Given data:
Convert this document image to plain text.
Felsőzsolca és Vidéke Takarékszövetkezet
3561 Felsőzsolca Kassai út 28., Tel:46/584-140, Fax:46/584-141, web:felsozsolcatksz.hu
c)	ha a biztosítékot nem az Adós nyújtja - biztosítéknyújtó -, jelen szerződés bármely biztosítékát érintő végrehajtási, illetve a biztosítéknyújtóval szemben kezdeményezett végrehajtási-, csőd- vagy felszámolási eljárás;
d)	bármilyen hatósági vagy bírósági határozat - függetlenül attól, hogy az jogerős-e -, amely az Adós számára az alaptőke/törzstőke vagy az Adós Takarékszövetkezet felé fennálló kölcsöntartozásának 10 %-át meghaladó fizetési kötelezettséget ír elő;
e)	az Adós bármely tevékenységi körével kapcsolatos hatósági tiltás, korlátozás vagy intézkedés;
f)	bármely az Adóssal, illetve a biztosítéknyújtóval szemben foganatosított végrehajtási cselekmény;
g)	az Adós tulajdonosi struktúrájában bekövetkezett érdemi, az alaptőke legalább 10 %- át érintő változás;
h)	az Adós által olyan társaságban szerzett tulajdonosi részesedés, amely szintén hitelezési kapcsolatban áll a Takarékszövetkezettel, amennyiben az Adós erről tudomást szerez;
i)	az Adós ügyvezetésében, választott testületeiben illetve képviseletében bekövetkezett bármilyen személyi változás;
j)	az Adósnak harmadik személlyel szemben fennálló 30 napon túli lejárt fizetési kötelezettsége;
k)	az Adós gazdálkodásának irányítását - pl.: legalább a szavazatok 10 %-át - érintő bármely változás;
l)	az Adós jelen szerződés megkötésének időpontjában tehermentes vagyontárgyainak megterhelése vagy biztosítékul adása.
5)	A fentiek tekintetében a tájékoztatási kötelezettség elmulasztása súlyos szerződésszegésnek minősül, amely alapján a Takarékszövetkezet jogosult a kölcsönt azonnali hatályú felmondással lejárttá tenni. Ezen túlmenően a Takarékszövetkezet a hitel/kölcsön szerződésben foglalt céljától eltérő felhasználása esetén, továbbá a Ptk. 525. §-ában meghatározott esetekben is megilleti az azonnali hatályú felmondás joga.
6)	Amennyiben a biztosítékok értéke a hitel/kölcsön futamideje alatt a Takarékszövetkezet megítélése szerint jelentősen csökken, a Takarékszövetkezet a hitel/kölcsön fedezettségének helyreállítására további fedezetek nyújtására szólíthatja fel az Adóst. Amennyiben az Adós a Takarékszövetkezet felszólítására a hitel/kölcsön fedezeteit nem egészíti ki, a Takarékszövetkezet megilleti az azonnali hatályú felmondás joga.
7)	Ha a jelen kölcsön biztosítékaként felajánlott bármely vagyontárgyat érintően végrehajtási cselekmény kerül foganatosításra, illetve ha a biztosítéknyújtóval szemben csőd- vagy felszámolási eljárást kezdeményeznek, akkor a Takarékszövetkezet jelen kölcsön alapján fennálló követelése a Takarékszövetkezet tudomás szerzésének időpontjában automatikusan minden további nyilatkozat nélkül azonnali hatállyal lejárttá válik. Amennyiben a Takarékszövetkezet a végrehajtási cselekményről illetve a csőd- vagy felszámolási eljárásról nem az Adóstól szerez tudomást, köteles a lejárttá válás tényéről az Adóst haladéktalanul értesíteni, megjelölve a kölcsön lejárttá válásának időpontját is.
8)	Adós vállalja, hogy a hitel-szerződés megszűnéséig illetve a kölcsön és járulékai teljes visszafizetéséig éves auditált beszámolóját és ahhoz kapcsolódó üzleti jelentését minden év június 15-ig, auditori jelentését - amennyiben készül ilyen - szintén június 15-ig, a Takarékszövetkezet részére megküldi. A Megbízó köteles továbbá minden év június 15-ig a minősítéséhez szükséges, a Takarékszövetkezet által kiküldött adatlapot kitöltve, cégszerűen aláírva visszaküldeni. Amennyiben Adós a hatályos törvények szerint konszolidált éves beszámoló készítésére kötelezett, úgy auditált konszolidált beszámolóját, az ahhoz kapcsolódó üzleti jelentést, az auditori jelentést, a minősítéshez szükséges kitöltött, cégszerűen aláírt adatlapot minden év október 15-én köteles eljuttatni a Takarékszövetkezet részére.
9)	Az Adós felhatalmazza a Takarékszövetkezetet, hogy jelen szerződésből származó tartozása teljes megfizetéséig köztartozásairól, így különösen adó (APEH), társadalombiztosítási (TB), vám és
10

Exercise instructions: Extract each line from the listing that holds the word "cselekmény".

Answer to the problem:
f)	bármely az Adóssal, illetve a biztosítéknyújtóval szemben foganatosított végrehajtási cselekmény;
7)	Ha a jelen kölcsön biztosítékaként felajánlott bármely vagyontárgyat érintően végrehajtási cselekmény kerül foganatosításra, illetve ha a biztosítéknyújtóval szemben csőd- vagy felszámolási eljárást kezdeményeznek, akkor a Takarékszövetkezet jelen kölcsön alapján fennálló követelése a Takarékszövetkezet tudomás szerzésének időpontjában automatikusan minden további nyilatkozat nélkül azonnali hatállyal lejárttá válik. Amennyiben a Takarékszövetkezet a végrehajtási cselekményről illetve a csőd- vagy felszámolási eljárásról nem az Adóstól szerez tudomást, köteles a lejárttá válás tényéről az Adóst haladéktalanul értesíteni, megjelölve a kölcsön lejárttá válásának időpontját is.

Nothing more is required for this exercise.